■ Required work ■
Below are some records. Copy every line in them that holds "授权API凭证".

■ Record set ■
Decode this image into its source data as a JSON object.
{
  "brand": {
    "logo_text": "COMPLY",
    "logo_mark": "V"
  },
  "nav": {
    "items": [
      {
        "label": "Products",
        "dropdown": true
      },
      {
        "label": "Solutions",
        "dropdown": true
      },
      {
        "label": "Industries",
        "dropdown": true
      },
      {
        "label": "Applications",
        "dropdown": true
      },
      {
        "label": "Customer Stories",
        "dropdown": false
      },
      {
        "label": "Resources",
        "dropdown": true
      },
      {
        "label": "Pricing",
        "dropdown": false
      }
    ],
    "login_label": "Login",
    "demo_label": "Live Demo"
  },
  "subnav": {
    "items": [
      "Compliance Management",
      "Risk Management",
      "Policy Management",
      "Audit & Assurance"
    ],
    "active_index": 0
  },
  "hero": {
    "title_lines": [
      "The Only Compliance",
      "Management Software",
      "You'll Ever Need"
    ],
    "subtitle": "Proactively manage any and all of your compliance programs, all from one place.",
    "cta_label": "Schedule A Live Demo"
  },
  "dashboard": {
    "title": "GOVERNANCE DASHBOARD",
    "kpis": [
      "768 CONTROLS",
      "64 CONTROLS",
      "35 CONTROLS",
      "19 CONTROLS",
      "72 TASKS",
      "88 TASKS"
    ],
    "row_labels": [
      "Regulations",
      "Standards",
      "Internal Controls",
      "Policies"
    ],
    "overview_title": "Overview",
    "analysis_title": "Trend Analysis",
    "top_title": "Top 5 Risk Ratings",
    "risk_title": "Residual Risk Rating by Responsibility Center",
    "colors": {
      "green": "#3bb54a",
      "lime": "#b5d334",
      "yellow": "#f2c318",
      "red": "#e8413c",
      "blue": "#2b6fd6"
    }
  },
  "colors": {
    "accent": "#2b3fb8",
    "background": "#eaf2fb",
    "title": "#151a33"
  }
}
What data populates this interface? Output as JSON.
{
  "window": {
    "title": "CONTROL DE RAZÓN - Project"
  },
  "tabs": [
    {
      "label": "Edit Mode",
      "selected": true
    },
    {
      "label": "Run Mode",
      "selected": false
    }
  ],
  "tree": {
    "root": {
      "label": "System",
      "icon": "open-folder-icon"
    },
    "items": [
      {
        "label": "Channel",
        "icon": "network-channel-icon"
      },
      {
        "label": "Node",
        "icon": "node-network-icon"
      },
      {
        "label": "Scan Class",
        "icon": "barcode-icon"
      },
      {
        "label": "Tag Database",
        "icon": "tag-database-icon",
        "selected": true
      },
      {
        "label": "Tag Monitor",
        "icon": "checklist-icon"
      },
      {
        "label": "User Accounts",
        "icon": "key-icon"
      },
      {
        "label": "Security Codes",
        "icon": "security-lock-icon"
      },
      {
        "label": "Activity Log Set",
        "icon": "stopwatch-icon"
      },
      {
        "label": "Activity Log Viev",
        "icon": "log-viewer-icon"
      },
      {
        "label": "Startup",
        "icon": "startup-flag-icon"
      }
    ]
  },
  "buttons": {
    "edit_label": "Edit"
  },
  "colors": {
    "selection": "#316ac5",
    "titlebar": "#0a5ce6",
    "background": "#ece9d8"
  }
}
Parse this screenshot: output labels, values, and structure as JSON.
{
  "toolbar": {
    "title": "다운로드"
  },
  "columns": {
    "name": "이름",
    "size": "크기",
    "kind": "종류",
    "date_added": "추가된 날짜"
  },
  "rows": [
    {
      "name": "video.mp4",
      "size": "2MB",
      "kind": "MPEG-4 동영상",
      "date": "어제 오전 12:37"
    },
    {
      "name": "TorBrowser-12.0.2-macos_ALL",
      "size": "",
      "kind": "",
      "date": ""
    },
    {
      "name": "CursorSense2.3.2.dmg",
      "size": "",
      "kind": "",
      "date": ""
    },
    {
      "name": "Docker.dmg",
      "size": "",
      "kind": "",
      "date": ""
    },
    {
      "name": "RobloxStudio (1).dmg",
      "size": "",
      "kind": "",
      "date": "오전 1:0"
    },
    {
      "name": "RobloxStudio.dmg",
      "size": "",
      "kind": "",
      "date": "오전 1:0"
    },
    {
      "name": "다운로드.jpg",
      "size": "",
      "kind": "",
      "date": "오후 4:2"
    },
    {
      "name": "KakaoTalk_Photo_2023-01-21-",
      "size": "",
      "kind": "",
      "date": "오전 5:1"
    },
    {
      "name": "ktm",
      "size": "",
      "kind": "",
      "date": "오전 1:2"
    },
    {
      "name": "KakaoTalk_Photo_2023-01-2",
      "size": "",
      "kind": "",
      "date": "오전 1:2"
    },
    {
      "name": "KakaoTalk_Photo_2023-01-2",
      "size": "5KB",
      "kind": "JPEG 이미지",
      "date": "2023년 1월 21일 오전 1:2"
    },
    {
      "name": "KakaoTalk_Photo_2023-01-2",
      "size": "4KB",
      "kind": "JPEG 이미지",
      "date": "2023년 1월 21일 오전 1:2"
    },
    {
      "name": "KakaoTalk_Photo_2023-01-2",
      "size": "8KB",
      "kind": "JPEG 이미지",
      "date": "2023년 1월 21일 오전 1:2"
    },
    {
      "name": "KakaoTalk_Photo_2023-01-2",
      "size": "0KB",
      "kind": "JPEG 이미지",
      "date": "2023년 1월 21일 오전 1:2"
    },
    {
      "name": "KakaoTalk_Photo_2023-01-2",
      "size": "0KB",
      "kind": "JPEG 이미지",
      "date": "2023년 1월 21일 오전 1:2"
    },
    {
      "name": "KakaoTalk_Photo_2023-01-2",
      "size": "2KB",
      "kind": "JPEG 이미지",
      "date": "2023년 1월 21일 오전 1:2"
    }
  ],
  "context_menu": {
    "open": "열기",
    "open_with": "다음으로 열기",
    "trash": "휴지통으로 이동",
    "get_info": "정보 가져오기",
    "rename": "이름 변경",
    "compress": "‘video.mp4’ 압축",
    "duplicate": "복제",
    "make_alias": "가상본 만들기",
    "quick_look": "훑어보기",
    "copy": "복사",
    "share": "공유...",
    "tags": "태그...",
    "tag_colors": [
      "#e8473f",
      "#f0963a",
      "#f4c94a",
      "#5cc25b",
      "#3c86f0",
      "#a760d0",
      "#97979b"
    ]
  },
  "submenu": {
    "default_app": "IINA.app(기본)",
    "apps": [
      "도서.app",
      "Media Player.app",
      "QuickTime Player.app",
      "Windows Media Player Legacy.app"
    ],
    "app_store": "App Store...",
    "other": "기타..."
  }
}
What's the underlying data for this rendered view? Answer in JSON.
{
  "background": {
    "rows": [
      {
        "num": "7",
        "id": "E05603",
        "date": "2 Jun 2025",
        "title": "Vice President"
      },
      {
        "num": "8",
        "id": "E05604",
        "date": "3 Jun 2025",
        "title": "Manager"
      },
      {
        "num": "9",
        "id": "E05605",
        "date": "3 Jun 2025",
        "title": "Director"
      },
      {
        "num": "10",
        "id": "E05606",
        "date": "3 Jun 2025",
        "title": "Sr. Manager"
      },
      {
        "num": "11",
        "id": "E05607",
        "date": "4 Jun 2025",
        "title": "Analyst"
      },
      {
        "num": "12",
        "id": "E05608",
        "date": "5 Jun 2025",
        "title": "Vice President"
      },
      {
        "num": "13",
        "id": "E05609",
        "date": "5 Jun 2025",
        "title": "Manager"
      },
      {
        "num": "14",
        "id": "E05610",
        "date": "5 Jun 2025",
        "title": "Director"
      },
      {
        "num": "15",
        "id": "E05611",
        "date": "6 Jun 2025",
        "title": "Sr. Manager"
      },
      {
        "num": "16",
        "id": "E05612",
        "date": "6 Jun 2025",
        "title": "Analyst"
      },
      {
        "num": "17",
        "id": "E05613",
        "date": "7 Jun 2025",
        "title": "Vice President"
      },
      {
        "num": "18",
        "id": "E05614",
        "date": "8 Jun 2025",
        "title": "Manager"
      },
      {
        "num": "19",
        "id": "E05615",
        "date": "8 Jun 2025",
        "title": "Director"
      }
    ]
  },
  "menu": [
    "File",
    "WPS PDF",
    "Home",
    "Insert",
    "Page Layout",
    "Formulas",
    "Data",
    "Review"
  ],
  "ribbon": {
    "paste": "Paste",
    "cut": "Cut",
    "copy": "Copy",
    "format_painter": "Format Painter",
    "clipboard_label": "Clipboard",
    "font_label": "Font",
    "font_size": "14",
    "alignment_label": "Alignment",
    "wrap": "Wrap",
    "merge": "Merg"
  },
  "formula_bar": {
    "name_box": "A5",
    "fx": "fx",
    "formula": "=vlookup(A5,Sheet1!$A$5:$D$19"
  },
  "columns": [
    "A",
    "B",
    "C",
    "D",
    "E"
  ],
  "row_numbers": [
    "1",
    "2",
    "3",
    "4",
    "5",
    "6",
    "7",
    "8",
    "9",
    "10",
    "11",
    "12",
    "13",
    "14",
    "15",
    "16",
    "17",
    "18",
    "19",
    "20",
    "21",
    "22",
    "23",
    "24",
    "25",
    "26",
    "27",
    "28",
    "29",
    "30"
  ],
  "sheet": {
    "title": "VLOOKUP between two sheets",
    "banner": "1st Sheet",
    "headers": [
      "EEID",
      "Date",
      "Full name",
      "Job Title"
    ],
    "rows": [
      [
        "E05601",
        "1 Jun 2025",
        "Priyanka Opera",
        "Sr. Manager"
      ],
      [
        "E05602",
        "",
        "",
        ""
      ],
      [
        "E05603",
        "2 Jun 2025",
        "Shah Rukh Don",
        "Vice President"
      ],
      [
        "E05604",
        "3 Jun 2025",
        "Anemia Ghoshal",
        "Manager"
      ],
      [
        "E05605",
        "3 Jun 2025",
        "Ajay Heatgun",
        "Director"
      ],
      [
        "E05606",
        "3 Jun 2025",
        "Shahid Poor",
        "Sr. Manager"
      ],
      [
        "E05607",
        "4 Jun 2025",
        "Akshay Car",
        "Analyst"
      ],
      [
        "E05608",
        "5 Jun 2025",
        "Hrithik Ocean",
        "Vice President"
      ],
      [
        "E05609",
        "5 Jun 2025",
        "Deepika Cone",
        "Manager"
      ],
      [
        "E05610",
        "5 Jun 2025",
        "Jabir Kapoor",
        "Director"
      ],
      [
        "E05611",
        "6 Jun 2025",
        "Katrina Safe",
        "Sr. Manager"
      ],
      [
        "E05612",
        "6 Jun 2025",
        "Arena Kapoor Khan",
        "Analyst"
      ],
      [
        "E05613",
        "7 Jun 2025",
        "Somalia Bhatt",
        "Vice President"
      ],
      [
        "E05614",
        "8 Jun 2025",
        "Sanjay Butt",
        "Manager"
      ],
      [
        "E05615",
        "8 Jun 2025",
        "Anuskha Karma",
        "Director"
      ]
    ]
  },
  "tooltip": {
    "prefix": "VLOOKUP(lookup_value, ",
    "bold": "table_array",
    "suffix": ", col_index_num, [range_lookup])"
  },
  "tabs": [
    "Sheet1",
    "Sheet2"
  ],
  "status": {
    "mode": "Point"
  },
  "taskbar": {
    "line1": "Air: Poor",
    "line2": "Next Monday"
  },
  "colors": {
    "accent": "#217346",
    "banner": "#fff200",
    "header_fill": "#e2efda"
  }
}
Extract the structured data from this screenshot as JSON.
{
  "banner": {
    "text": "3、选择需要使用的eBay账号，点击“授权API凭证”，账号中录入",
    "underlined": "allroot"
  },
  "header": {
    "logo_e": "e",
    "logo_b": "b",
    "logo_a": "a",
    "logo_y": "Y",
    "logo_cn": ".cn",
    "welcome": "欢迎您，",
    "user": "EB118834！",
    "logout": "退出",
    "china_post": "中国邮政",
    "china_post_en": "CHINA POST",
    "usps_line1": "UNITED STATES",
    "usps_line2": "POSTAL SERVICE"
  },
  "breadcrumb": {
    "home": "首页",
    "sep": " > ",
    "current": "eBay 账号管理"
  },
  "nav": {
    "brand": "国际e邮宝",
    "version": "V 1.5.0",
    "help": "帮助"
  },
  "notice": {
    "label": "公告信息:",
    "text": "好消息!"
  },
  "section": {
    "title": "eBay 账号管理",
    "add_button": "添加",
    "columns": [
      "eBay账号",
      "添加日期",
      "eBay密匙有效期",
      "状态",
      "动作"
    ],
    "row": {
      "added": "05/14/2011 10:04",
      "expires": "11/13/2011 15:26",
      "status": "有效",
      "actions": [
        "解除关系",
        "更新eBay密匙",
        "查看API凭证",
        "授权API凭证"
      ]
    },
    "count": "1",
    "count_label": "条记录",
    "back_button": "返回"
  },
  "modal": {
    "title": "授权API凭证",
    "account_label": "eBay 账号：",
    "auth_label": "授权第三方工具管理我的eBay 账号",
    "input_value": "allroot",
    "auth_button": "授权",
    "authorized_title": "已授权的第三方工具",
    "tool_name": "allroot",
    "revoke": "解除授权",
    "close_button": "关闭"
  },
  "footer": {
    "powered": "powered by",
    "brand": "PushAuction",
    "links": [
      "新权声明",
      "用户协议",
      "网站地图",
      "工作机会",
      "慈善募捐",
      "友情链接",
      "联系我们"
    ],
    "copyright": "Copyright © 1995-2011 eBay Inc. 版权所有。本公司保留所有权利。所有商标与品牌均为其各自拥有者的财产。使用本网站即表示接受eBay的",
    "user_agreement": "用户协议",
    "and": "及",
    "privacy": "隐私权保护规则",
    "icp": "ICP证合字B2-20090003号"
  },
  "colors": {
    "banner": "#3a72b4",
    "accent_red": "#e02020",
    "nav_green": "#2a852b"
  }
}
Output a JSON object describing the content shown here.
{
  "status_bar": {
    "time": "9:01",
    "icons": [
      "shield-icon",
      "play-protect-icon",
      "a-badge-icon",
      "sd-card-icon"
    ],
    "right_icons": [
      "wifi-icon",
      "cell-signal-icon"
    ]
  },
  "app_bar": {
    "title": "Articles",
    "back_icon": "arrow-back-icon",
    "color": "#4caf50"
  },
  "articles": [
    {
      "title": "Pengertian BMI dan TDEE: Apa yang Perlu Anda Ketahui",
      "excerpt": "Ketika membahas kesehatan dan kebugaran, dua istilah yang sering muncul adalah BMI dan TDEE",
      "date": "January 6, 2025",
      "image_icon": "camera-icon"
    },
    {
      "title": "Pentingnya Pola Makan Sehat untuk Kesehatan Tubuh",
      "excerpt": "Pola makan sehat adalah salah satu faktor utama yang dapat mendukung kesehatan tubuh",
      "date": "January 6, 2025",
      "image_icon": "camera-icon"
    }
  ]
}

■ In response ■
    "text": "3、选择需要使用的eBay账号，点击“授权API凭证”，账号中录入",
        "授权API凭证"
    "title": "授权API凭证",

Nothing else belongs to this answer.